╭─ DATA TO PROCESS
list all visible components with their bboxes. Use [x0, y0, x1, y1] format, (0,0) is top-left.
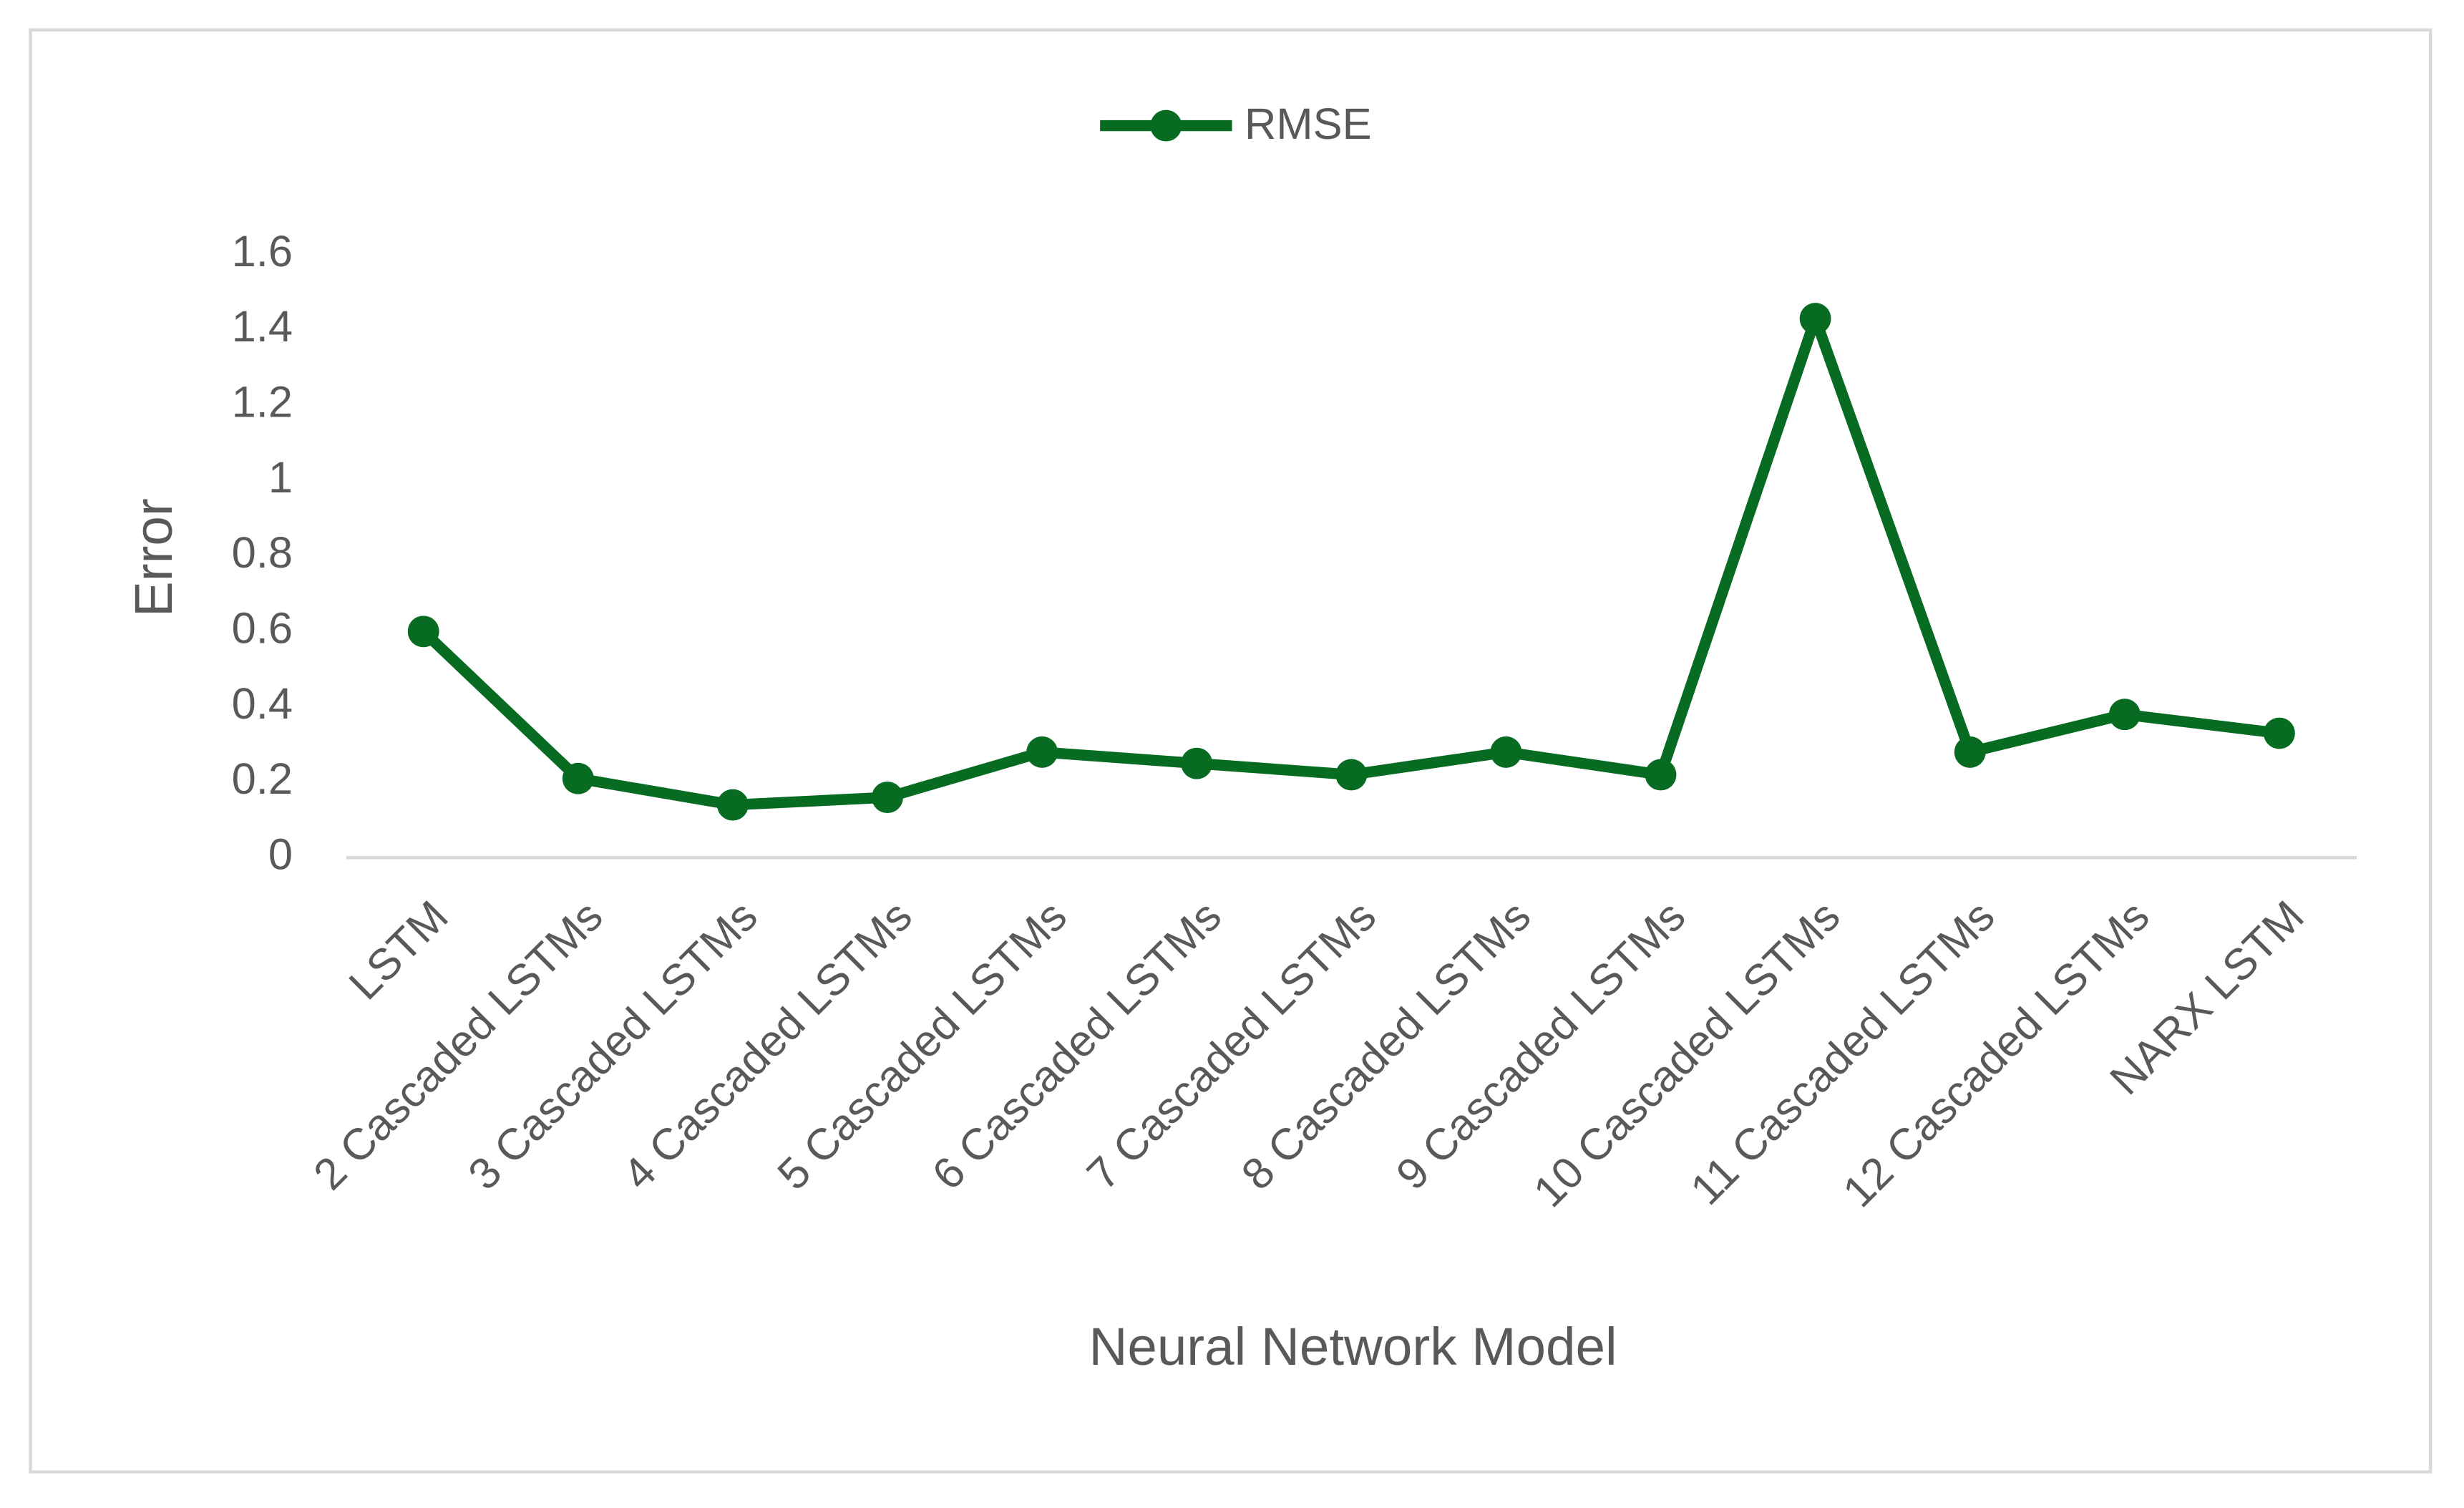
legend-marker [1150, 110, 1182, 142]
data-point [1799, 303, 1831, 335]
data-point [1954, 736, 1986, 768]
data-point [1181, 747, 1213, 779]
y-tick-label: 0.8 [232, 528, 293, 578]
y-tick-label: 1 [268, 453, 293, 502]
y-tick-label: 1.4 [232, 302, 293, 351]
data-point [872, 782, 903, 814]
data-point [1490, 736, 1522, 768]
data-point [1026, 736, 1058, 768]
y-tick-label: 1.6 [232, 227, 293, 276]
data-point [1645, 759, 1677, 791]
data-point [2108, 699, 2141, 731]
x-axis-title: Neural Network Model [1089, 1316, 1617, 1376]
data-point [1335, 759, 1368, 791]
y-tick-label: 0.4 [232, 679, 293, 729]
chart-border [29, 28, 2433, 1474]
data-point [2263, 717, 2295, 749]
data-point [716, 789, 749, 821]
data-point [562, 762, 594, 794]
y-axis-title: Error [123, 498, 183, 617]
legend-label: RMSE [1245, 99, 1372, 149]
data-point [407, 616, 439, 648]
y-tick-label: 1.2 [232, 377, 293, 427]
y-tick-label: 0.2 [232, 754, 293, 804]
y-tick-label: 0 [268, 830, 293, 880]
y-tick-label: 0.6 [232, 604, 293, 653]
╰─
╭─ DATA TO PROCESS
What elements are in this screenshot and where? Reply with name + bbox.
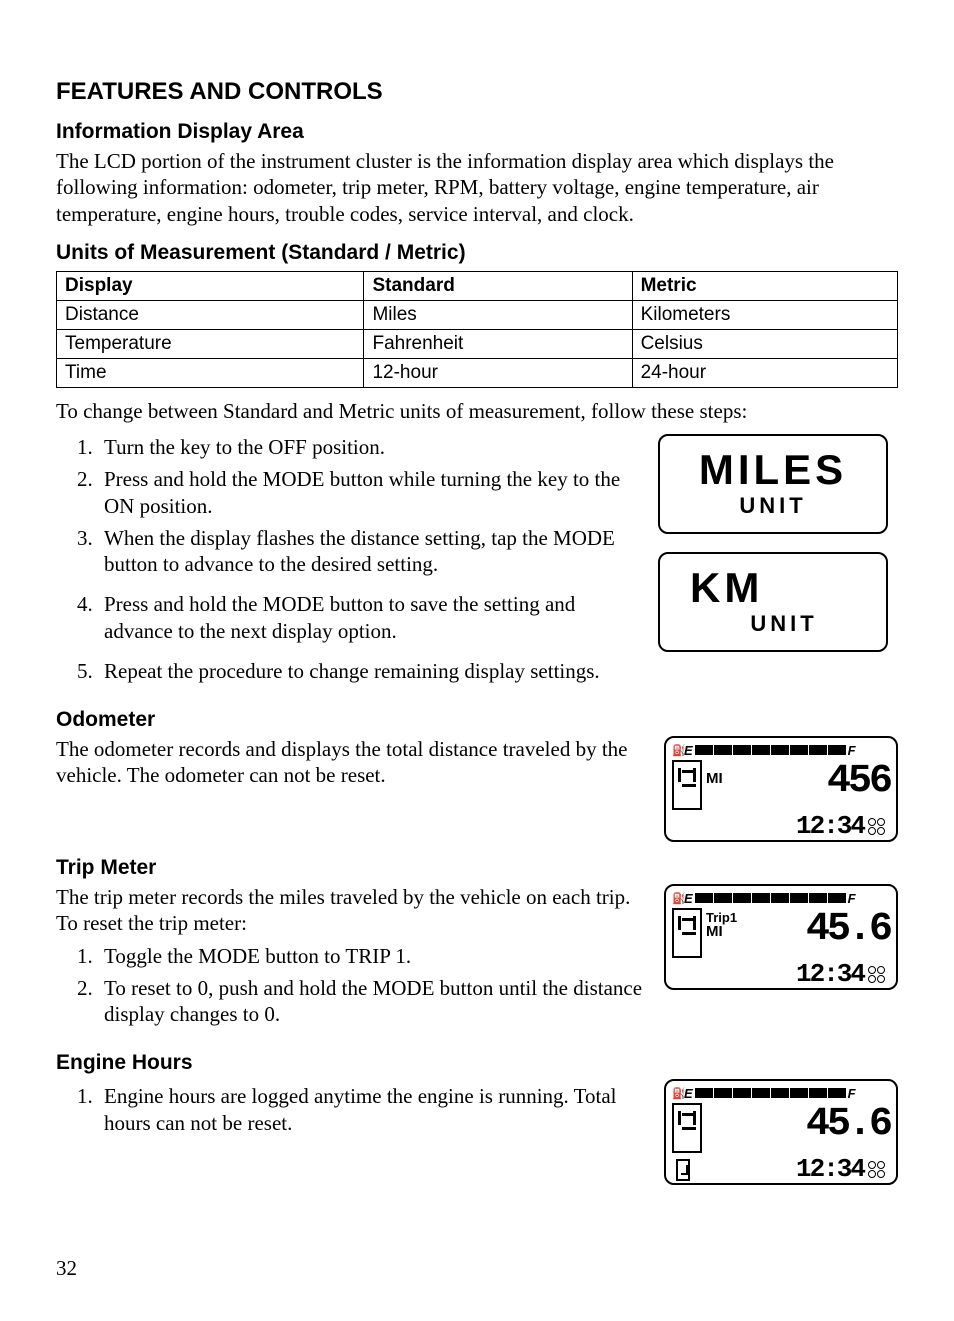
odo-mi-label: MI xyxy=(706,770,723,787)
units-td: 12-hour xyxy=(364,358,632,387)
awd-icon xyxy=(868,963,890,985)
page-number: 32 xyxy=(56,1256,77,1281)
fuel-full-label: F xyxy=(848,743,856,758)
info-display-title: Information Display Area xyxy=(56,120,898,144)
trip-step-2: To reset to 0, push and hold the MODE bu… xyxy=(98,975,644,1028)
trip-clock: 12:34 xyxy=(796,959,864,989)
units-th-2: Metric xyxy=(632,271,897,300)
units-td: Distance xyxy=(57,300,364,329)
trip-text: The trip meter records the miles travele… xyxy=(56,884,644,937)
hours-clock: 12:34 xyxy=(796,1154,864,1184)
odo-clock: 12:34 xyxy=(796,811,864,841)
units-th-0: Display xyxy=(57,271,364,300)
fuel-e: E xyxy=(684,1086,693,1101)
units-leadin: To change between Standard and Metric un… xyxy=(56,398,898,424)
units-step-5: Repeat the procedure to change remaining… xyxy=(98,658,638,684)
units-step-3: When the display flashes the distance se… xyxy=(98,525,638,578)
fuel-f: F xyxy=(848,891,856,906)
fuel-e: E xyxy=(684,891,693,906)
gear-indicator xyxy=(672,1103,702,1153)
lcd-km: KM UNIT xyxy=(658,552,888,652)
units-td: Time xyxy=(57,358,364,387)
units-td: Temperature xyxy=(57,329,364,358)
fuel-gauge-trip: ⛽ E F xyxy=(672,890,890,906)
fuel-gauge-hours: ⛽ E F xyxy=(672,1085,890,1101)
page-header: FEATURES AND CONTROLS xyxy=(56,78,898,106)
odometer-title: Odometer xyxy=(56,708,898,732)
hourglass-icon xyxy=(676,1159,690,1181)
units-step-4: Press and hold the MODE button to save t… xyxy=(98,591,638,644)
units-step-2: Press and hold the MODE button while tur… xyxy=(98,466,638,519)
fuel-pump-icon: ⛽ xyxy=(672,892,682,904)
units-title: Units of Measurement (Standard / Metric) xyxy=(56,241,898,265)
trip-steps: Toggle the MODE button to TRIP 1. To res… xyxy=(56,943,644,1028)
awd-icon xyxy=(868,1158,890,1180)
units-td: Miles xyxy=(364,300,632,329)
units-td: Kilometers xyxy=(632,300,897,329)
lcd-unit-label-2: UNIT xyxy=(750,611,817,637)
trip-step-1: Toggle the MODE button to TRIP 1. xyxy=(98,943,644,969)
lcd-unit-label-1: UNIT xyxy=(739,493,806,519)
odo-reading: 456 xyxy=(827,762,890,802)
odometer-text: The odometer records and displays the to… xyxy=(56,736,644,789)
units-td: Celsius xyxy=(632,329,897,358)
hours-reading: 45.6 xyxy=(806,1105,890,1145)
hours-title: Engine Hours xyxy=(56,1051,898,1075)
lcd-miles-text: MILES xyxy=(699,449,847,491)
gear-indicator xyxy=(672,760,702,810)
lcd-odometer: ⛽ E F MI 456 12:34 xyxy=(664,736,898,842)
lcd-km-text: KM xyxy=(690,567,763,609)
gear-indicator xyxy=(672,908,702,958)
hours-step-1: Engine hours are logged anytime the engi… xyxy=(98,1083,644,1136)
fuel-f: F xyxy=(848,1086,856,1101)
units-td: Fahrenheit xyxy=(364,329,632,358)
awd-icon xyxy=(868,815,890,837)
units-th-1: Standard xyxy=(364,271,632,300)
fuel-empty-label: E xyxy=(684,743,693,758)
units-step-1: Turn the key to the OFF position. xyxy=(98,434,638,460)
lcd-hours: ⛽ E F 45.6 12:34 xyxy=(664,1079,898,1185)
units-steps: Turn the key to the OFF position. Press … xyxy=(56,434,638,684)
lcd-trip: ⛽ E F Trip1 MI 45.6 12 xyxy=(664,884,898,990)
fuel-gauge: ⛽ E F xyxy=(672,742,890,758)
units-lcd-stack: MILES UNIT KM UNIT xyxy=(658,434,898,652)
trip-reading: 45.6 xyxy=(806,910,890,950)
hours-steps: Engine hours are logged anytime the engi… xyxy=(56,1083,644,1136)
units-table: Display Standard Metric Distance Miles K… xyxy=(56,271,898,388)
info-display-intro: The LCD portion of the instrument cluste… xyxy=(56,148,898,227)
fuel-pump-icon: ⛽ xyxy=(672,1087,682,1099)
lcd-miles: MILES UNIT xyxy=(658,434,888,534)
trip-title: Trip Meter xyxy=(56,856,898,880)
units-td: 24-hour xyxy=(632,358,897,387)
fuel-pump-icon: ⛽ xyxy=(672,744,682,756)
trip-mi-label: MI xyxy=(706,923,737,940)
╰─
» **PROBLEM DESCRIPTION**: Copy out the lines of the listing starting at the one containing "odo-mi-label: MI xyxy=(706,770,723,787)" and ending at the one containing "units-th-2: Metric xyxy=(632,271,897,300)", unchanged.

» **THE RESPONSE**:
odo-mi-label: MI xyxy=(706,770,723,787)
units-td: 12-hour xyxy=(364,358,632,387)
awd-icon xyxy=(868,963,890,985)
page-number: 32 xyxy=(56,1256,77,1281)
fuel-full-label: F xyxy=(848,743,856,758)
info-display-title: Information Display Area xyxy=(56,120,898,144)
trip-step-2: To reset to 0, push and hold the MODE bu… xyxy=(98,975,644,1028)
trip-clock: 12:34 xyxy=(796,959,864,989)
units-th-2: Metric xyxy=(632,271,897,300)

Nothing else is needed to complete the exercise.